## Aim of the exercise
Find every line with the word "FUSSHEBEL". Copy those lines.
'''
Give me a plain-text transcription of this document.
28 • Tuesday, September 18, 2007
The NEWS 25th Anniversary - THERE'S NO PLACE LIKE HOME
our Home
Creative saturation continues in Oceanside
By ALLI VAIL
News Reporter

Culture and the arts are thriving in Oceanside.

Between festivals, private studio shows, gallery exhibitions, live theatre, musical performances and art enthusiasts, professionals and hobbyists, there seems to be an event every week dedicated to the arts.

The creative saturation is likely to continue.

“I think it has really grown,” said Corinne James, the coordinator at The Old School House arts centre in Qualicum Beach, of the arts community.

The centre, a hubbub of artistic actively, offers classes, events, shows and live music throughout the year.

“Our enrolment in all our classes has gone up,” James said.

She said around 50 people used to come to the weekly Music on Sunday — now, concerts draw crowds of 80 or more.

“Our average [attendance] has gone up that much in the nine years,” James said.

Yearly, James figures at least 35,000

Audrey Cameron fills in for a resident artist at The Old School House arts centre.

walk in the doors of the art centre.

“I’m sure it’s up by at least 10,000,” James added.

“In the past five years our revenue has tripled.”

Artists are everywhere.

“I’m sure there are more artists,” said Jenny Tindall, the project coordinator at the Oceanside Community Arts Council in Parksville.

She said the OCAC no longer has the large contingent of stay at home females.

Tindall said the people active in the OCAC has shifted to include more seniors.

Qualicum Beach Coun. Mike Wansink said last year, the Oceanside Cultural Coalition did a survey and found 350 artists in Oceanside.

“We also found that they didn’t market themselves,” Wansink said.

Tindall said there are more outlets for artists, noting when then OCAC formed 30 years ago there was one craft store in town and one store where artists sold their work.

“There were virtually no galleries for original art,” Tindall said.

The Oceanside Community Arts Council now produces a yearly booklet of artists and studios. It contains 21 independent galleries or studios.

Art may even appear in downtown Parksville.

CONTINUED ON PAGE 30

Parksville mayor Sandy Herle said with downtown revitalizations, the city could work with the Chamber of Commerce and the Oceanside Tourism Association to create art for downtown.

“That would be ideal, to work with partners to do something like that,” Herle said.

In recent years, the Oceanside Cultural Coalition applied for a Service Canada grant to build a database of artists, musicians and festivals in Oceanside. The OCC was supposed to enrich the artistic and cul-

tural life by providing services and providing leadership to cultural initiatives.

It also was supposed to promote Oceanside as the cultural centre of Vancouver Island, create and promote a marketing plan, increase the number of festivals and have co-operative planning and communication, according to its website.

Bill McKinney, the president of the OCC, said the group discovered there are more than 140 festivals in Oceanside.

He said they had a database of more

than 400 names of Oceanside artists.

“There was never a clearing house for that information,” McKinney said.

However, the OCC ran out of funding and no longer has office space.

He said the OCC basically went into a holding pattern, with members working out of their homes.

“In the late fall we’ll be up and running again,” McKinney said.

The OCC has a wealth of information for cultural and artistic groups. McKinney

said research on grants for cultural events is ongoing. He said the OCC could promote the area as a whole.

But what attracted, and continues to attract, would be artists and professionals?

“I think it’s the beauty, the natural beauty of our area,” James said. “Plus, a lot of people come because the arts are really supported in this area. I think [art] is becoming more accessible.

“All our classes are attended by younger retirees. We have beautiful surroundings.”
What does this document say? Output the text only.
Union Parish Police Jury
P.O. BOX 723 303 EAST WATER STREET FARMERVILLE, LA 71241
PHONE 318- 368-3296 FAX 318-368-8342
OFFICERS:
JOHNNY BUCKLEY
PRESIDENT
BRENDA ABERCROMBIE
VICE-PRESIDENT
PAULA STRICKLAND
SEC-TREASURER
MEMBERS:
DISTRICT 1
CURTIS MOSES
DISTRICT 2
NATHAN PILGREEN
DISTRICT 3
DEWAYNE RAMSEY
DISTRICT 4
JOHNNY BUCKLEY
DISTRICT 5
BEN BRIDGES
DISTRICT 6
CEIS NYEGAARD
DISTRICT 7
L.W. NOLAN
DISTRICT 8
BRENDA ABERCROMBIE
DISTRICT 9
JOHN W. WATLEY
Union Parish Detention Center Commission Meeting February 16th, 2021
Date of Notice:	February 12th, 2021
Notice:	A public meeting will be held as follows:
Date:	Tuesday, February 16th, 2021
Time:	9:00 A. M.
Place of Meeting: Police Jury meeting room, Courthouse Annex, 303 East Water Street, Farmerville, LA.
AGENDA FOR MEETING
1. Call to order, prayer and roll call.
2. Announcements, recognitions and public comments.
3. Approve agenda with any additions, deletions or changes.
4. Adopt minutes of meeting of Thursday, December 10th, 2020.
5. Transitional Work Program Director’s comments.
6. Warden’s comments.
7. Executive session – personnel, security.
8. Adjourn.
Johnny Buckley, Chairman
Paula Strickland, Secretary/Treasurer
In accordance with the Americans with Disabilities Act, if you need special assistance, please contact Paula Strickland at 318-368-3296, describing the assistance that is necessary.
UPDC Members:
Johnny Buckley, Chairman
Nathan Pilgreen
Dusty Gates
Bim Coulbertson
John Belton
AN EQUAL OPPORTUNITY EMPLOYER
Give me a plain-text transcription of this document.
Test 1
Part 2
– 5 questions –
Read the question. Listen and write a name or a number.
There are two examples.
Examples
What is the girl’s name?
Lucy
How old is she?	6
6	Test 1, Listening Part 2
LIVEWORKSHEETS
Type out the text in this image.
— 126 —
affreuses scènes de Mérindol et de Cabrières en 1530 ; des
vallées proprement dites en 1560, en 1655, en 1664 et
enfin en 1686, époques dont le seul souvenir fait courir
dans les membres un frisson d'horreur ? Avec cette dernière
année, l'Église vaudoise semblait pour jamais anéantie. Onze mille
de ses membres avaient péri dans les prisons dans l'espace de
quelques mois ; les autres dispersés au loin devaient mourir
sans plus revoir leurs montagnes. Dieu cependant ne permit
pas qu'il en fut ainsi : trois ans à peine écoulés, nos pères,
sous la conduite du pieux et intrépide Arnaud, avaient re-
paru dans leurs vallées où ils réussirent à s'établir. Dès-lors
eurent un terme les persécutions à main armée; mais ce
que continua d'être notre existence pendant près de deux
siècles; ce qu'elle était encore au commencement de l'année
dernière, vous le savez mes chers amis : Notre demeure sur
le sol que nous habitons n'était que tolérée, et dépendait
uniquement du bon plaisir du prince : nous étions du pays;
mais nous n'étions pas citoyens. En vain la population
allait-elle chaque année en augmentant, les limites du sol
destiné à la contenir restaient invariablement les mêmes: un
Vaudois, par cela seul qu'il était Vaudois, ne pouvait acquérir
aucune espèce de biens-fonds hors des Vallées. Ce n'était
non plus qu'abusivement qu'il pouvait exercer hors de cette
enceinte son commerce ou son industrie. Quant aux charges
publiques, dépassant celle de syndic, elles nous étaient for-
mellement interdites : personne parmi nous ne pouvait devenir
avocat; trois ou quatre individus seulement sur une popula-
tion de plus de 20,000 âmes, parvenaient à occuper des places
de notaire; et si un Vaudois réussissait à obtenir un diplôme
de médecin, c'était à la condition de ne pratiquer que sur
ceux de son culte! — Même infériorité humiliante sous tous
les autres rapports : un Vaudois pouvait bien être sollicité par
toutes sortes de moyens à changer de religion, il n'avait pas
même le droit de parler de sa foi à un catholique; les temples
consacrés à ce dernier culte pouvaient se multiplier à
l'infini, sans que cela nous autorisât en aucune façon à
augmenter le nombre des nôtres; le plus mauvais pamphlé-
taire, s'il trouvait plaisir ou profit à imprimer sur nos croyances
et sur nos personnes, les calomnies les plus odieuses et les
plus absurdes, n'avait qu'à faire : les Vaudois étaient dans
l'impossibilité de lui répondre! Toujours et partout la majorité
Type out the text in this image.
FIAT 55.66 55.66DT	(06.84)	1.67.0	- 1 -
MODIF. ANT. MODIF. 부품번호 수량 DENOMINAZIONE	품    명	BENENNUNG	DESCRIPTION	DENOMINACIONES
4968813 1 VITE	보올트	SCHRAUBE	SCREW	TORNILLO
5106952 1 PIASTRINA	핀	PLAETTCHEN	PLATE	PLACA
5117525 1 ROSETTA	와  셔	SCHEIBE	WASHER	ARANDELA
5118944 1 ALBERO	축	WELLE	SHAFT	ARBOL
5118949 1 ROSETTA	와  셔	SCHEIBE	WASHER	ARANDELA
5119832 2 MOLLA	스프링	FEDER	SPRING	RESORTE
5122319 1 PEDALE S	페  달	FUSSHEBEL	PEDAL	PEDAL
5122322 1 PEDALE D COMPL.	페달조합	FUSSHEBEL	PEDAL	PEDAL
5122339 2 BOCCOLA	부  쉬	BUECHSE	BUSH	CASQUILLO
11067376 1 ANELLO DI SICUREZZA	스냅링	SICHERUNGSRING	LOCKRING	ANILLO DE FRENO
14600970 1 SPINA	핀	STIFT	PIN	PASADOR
'''
## Task solution
5122319 1 PEDALE S	페  달	FUSSHEBEL	PEDAL	PEDAL
5122322 1 PEDALE D COMPL.	페달조합	FUSSHEBEL	PEDAL	PEDAL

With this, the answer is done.